Quote the records below in full, exactly as given, with the images taken out.

□ □ □ □ □ □ □

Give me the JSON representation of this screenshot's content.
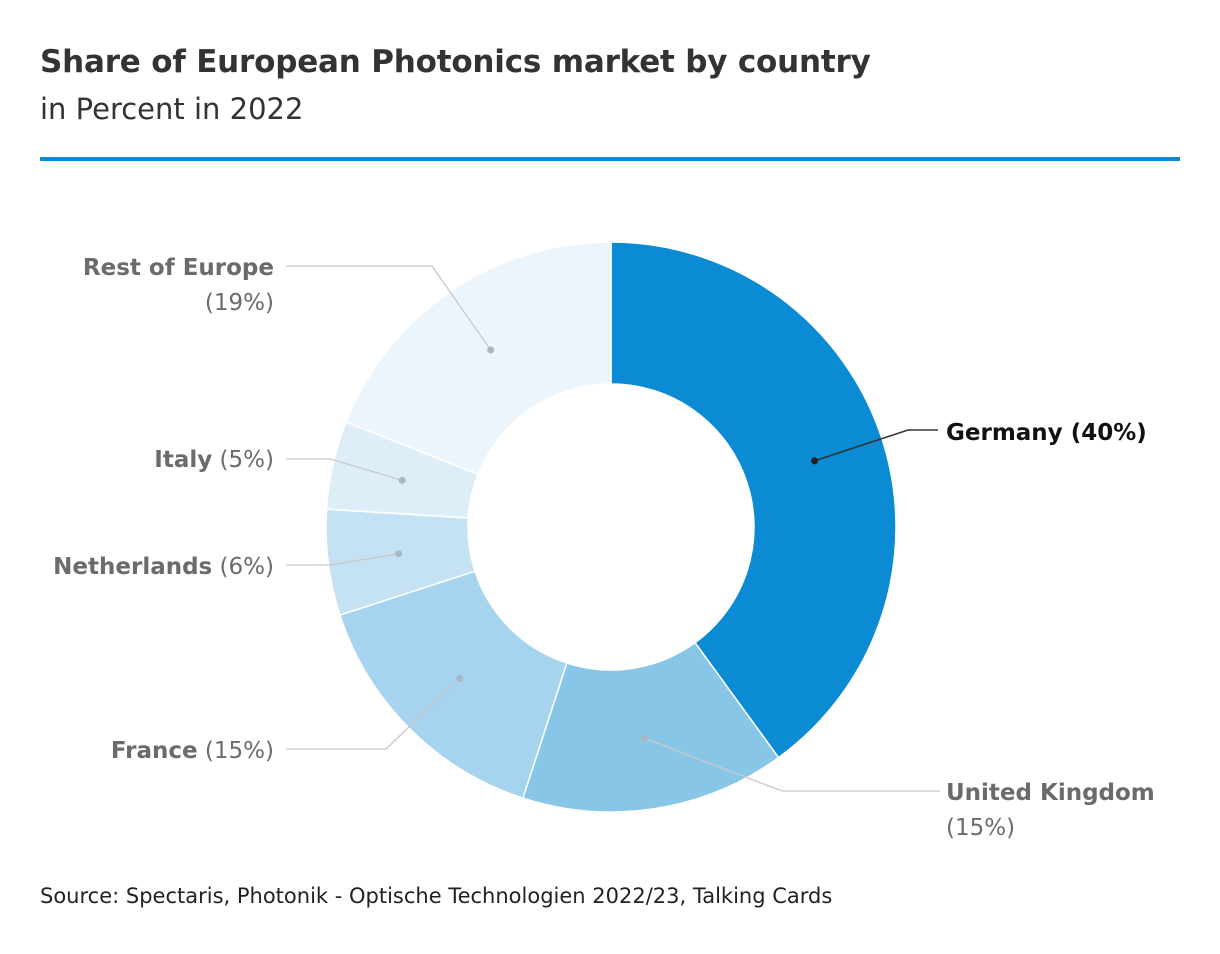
{
  "header": {
    "title": "Share of European Photonics market by country",
    "subtitle": "in Percent in 2022"
  },
  "footer": {
    "source": "Source: Spectaris, Photonik - Optische Technologien 2022/23, Talking Cards"
  },
  "colors": {
    "accent": "#0a8bd3",
    "label_highlight": "#111111",
    "label_muted": "#6b6b6b"
  },
  "chart_data": {
    "type": "pie",
    "donut": true,
    "title": "Share of European Photonics market by country",
    "subtitle": "in Percent in 2022",
    "unit": "%",
    "slices": [
      {
        "label": "Germany",
        "value": 40,
        "display": "(40%)",
        "color": "#0a8bd3",
        "highlight": true
      },
      {
        "label": "United Kingdom",
        "value": 15,
        "display": "(15%)",
        "color": "#88c6e8",
        "highlight": false
      },
      {
        "label": "France",
        "value": 15,
        "display": "(15%)",
        "color": "#a6d4ee",
        "highlight": false
      },
      {
        "label": "Netherlands",
        "value": 6,
        "display": "(6%)",
        "color": "#c4e2f4",
        "highlight": false
      },
      {
        "label": "Italy",
        "value": 5,
        "display": "(5%)",
        "color": "#ddeef9",
        "highlight": false
      },
      {
        "label": "Rest of Europe",
        "value": 19,
        "display": "(19%)",
        "color": "#edf5fc",
        "highlight": false
      }
    ]
  }
}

□ □ □ □ □ □ □

■ **REPLY**
Give me the JSON representation of this screenshot's content.
{
  "header": {
    "title": "Share of European Photonics market by country",
    "subtitle": "in Percent in 2022"
  },
  "footer": {
    "source": "Source: Spectaris, Photonik - Optische Technologien 2022/23, Talking Cards"
  },
  "colors": {
    "accent": "#0a8bd3",
    "label_highlight": "#111111",
    "label_muted": "#6b6b6b"
  },
  "chart_data": {
    "type": "pie",
    "donut": true,
    "title": "Share of European Photonics market by country",
    "subtitle": "in Percent in 2022",
    "unit": "%",
    "slices": [
      {
        "label": "Germany",
        "value": 40,
        "display": "(40%)",
        "color": "#0a8bd3",
        "highlight": true
      },
      {
        "label": "United Kingdom",
        "value": 15,
        "display": "(15%)",
        "color": "#88c6e8",
        "highlight": false
      },
      {
        "label": "France",
        "value": 15,
        "display": "(15%)",
        "color": "#a6d4ee",
        "highlight": false
      },
      {
        "label": "Netherlands",
        "value": 6,
        "display": "(6%)",
        "color": "#c4e2f4",
        "highlight": false
      },
      {
        "label": "Italy",
        "value": 5,
        "display": "(5%)",
        "color": "#ddeef9",
        "highlight": false
      },
      {
        "label": "Rest of Europe",
        "value": 19,
        "display": "(19%)",
        "color": "#edf5fc",
        "highlight": false
      }
    ]
  }
}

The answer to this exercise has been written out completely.